What the task asks =
Below you will find a set of lines. Repeat them all exactly.

(Data excerpts)
— Begin —

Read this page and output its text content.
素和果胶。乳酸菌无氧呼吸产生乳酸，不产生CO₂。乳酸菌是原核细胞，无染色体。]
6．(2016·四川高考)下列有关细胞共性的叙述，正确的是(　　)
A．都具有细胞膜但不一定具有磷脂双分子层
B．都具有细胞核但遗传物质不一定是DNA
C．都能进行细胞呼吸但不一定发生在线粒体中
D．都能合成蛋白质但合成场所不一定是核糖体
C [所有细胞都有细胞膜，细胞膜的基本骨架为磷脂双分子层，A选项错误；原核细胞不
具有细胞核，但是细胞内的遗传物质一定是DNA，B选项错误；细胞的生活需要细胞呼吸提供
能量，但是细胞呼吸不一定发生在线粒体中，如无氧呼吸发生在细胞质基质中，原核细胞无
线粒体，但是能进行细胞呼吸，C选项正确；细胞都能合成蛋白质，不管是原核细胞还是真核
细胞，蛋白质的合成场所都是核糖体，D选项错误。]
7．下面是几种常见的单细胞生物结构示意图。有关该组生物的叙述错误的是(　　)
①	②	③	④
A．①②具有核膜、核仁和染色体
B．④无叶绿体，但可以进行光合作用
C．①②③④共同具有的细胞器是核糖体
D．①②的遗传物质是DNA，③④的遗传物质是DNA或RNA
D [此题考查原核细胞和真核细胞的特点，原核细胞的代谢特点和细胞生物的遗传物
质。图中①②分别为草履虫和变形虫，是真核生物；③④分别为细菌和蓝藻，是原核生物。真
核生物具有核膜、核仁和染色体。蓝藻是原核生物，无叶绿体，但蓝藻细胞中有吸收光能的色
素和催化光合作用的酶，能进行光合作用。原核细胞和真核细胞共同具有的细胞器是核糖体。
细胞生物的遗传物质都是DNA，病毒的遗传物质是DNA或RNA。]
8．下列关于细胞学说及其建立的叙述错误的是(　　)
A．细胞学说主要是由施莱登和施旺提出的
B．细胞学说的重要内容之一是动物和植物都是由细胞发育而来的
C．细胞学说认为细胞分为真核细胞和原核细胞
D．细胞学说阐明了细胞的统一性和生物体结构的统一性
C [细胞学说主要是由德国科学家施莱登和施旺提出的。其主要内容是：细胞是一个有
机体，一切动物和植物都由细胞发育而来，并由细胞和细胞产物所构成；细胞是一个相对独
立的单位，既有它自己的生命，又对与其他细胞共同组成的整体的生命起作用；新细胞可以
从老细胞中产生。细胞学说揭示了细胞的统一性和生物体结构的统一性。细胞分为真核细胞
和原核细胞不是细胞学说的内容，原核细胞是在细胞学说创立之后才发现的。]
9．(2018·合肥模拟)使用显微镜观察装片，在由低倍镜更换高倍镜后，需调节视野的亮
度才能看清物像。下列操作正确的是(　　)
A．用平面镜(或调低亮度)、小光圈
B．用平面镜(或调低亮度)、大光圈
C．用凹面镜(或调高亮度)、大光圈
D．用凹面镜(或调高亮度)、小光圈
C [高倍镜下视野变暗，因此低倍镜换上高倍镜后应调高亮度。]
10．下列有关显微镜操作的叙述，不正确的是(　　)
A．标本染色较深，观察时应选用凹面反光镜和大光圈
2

— End —

Finished task =
Read this page and output its text content.
素和果胶。乳酸菌无氧呼吸产生乳酸，不产生CO₂。乳酸菌是原核细胞，无染色体。]
6．(2016·四川高考)下列有关细胞共性的叙述，正确的是(　　)
A．都具有细胞膜但不一定具有磷脂双分子层
B．都具有细胞核但遗传物质不一定是DNA
C．都能进行细胞呼吸但不一定发生在线粒体中
D．都能合成蛋白质但合成场所不一定是核糖体
C [所有细胞都有细胞膜，细胞膜的基本骨架为磷脂双分子层，A选项错误；原核细胞不
具有细胞核，但是细胞内的遗传物质一定是DNA，B选项错误；细胞的生活需要细胞呼吸提供
能量，但是细胞呼吸不一定发生在线粒体中，如无氧呼吸发生在细胞质基质中，原核细胞无
线粒体，但是能进行细胞呼吸，C选项正确；细胞都能合成蛋白质，不管是原核细胞还是真核
细胞，蛋白质的合成场所都是核糖体，D选项错误。]
7．下面是几种常见的单细胞生物结构示意图。有关该组生物的叙述错误的是(　　)
①	②	③	④
A．①②具有核膜、核仁和染色体
B．④无叶绿体，但可以进行光合作用
C．①②③④共同具有的细胞器是核糖体
D．①②的遗传物质是DNA，③④的遗传物质是DNA或RNA
D [此题考查原核细胞和真核细胞的特点，原核细胞的代谢特点和细胞生物的遗传物
质。图中①②分别为草履虫和变形虫，是真核生物；③④分别为细菌和蓝藻，是原核生物。真
核生物具有核膜、核仁和染色体。蓝藻是原核生物，无叶绿体，但蓝藻细胞中有吸收光能的色
素和催化光合作用的酶，能进行光合作用。原核细胞和真核细胞共同具有的细胞器是核糖体。
细胞生物的遗传物质都是DNA，病毒的遗传物质是DNA或RNA。]
8．下列关于细胞学说及其建立的叙述错误的是(　　)
A．细胞学说主要是由施莱登和施旺提出的
B．细胞学说的重要内容之一是动物和植物都是由细胞发育而来的
C．细胞学说认为细胞分为真核细胞和原核细胞
D．细胞学说阐明了细胞的统一性和生物体结构的统一性
C [细胞学说主要是由德国科学家施莱登和施旺提出的。其主要内容是：细胞是一个有
机体，一切动物和植物都由细胞发育而来，并由细胞和细胞产物所构成；细胞是一个相对独
立的单位，既有它自己的生命，又对与其他细胞共同组成的整体的生命起作用；新细胞可以
从老细胞中产生。细胞学说揭示了细胞的统一性和生物体结构的统一性。细胞分为真核细胞
和原核细胞不是细胞学说的内容，原核细胞是在细胞学说创立之后才发现的。]
9．(2018·合肥模拟)使用显微镜观察装片，在由低倍镜更换高倍镜后，需调节视野的亮
度才能看清物像。下列操作正确的是(　　)
A．用平面镜(或调低亮度)、小光圈
B．用平面镜(或调低亮度)、大光圈
C．用凹面镜(或调高亮度)、大光圈
D．用凹面镜(或调高亮度)、小光圈
C [高倍镜下视野变暗，因此低倍镜换上高倍镜后应调高亮度。]
10．下列有关显微镜操作的叙述，不正确的是(　　)
A．标本染色较深，观察时应选用凹面反光镜和大光圈
2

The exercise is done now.